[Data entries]
^^^^

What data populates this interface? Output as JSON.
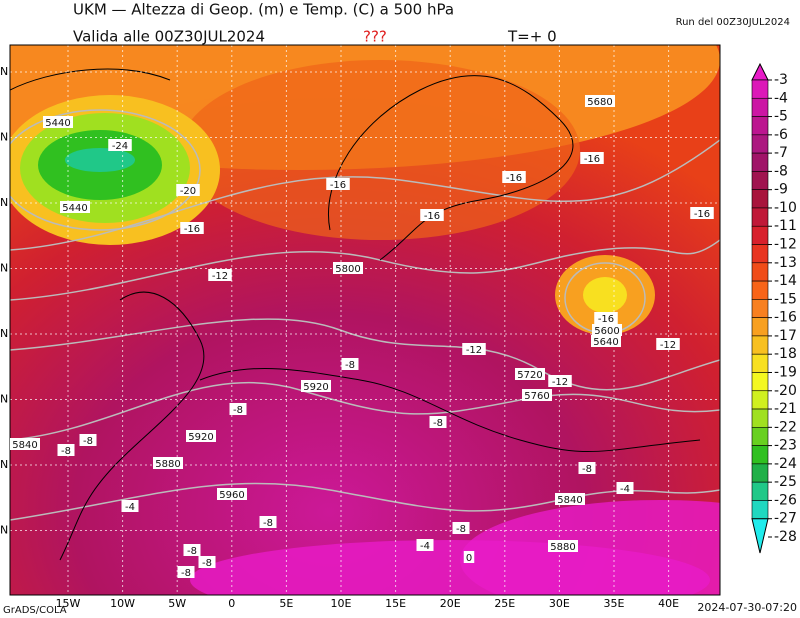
{
  "header": {
    "title": "UKM — Altezza di Geop. (m) e Temp. (C) a 500 hPa",
    "valid": "Valida alle 00Z30JUL2024",
    "flag": "???",
    "step": "T=+ 0",
    "run": "Run del 00Z30JUL2024"
  },
  "map": {
    "lon_labels": [
      "15W",
      "10W",
      "5W",
      "0",
      "5E",
      "10E",
      "15E",
      "20E",
      "25E",
      "30E",
      "35E",
      "40E"
    ],
    "lat_labels": [
      "N",
      "N",
      "N",
      "N",
      "N",
      "N",
      "N",
      "N"
    ],
    "contour_labels": [
      -24,
      5440,
      -20,
      5440,
      -16,
      -12,
      -16,
      -16,
      -16,
      -16,
      5680,
      -16,
      5800,
      -16,
      5600,
      5640,
      -12,
      -12,
      -8,
      5920,
      5720,
      -12,
      5760,
      -8,
      -8,
      5840,
      -8,
      -8,
      5920,
      5880,
      -8,
      -4,
      5840,
      -4,
      5960,
      -8,
      -8,
      -4,
      0,
      5880,
      -8,
      -8,
      -8
    ]
  },
  "colorbar": {
    "levels": [
      -3,
      -4,
      -5,
      -6,
      -7,
      -8,
      -9,
      -10,
      -11,
      -12,
      -13,
      -14,
      -15,
      -16,
      -17,
      -18,
      -19,
      -20,
      -21,
      -22,
      -23,
      -24,
      -25,
      -26,
      -27,
      -28
    ],
    "colors": [
      "#e81cc8",
      "#dc18b8",
      "#cc16a4",
      "#bc1690",
      "#ac1880",
      "#a01468",
      "#a01450",
      "#a8143c",
      "#c01838",
      "#d8202c",
      "#e83420",
      "#f04c18",
      "#f86418",
      "#f88020",
      "#f8a020",
      "#f8c020",
      "#f8e020",
      "#f4f820",
      "#d0f020",
      "#a0e020",
      "#68d020",
      "#30c020",
      "#20b048",
      "#20c888",
      "#20d8c0",
      "#20ecec"
    ]
  },
  "footer": {
    "left": "GrADS/COLA",
    "right": "2024-07-30-07:20"
  }
}
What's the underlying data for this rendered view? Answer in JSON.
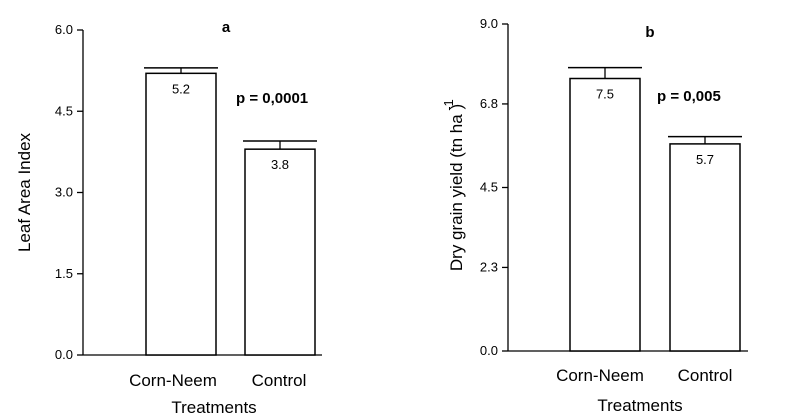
{
  "chart_data": [
    {
      "type": "bar",
      "panel": "a",
      "categories": [
        "Corn-Neem",
        "Control"
      ],
      "values": [
        5.2,
        3.8
      ],
      "errors": [
        0.1,
        0.15
      ],
      "data_labels": [
        "5.2",
        "3.8"
      ],
      "annotation": "p = 0,0001",
      "xlabel": "Treatments",
      "ylabel": "Leaf  Area  Index",
      "ylim": [
        0,
        6.0
      ],
      "yticks": [
        0.0,
        1.5,
        3.0,
        4.5,
        6.0
      ],
      "ytick_labels": [
        "0.0",
        "1.5",
        "3.0",
        "4.5",
        "6.0"
      ],
      "bar_fill": "#ffffff",
      "bar_stroke": "#000000"
    },
    {
      "type": "bar",
      "panel": "b",
      "categories": [
        "Corn-Neem",
        "Control"
      ],
      "values": [
        7.5,
        5.7
      ],
      "errors": [
        0.3,
        0.2
      ],
      "data_labels": [
        "7.5",
        "5.7"
      ],
      "annotation": "p = 0,005",
      "xlabel": "Treatments",
      "ylabel": "Dry  grain  yield  (tn ha  )",
      "ylabel_superscript": "-1",
      "ylim": [
        0,
        9.0
      ],
      "yticks": [
        0.0,
        2.3,
        4.5,
        6.8,
        9.0
      ],
      "ytick_labels": [
        "0.0",
        "2.3",
        "4.5",
        "6.8",
        "9.0"
      ],
      "bar_fill": "#ffffff",
      "bar_stroke": "#000000"
    }
  ]
}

^^^^

# [GIVEN INSTRUCTION]
Reproduce the listing exactly. Leave its pictures out.

# [OUTPUT FOR THIS TASK]
What data populates this interface? Output as JSON.
{
  "header": {
    "title": "UKM — Altezza di Geop. (m) e Temp. (C) a 500 hPa",
    "valid": "Valida alle 00Z30JUL2024",
    "flag": "???",
    "step": "T=+ 0",
    "run": "Run del 00Z30JUL2024"
  },
  "map": {
    "lon_labels": [
      "15W",
      "10W",
      "5W",
      "0",
      "5E",
      "10E",
      "15E",
      "20E",
      "25E",
      "30E",
      "35E",
      "40E"
    ],
    "lat_labels": [
      "N",
      "N",
      "N",
      "N",
      "N",
      "N",
      "N",
      "N"
    ],
    "contour_labels": [
      -24,
      5440,
      -20,
      5440,
      -16,
      -12,
      -16,
      -16,
      -16,
      -16,
      5680,
      -16,
      5800,
      -16,
      5600,
      5640,
      -12,
      -12,
      -8,
      5920,
      5720,
      -12,
      5760,
      -8,
      -8,
      5840,
      -8,
      -8,
      5920,
      5880,
      -8,
      -4,
      5840,
      -4,
      5960,
      -8,
      -8,
      -4,
      0,
      5880,
      -8,
      -8,
      -8
    ]
  },
  "colorbar": {
    "levels": [
      -3,
      -4,
      -5,
      -6,
      -7,
      -8,
      -9,
      -10,
      -11,
      -12,
      -13,
      -14,
      -15,
      -16,
      -17,
      -18,
      -19,
      -20,
      -21,
      -22,
      -23,
      -24,
      -25,
      -26,
      -27,
      -28
    ],
    "colors": [
      "#e81cc8",
      "#dc18b8",
      "#cc16a4",
      "#bc1690",
      "#ac1880",
      "#a01468",
      "#a01450",
      "#a8143c",
      "#c01838",
      "#d8202c",
      "#e83420",
      "#f04c18",
      "#f86418",
      "#f88020",
      "#f8a020",
      "#f8c020",
      "#f8e020",
      "#f4f820",
      "#d0f020",
      "#a0e020",
      "#68d020",
      "#30c020",
      "#20b048",
      "#20c888",
      "#20d8c0",
      "#20ecec"
    ]
  },
  "footer": {
    "left": "GrADS/COLA",
    "right": "2024-07-30-07:20"
  }
}
What's the underlying data for this rendered view? Answer in JSON.
{
  "chart_data": [
    {
      "type": "bar",
      "panel": "a",
      "categories": [
        "Corn-Neem",
        "Control"
      ],
      "values": [
        5.2,
        3.8
      ],
      "errors": [
        0.1,
        0.15
      ],
      "data_labels": [
        "5.2",
        "3.8"
      ],
      "annotation": "p = 0,0001",
      "xlabel": "Treatments",
      "ylabel": "Leaf  Area  Index",
      "ylim": [
        0,
        6.0
      ],
      "yticks": [
        0.0,
        1.5,
        3.0,
        4.5,
        6.0
      ],
      "ytick_labels": [
        "0.0",
        "1.5",
        "3.0",
        "4.5",
        "6.0"
      ],
      "bar_fill": "#ffffff",
      "bar_stroke": "#000000"
    },
    {
      "type": "bar",
      "panel": "b",
      "categories": [
        "Corn-Neem",
        "Control"
      ],
      "values": [
        7.5,
        5.7
      ],
      "errors": [
        0.3,
        0.2
      ],
      "data_labels": [
        "7.5",
        "5.7"
      ],
      "annotation": "p = 0,005",
      "xlabel": "Treatments",
      "ylabel": "Dry  grain  yield  (tn ha  )",
      "ylabel_superscript": "-1",
      "ylim": [
        0,
        9.0
      ],
      "yticks": [
        0.0,
        2.3,
        4.5,
        6.8,
        9.0
      ],
      "ytick_labels": [
        "0.0",
        "2.3",
        "4.5",
        "6.8",
        "9.0"
      ],
      "bar_fill": "#ffffff",
      "bar_stroke": "#000000"
    }
  ]
}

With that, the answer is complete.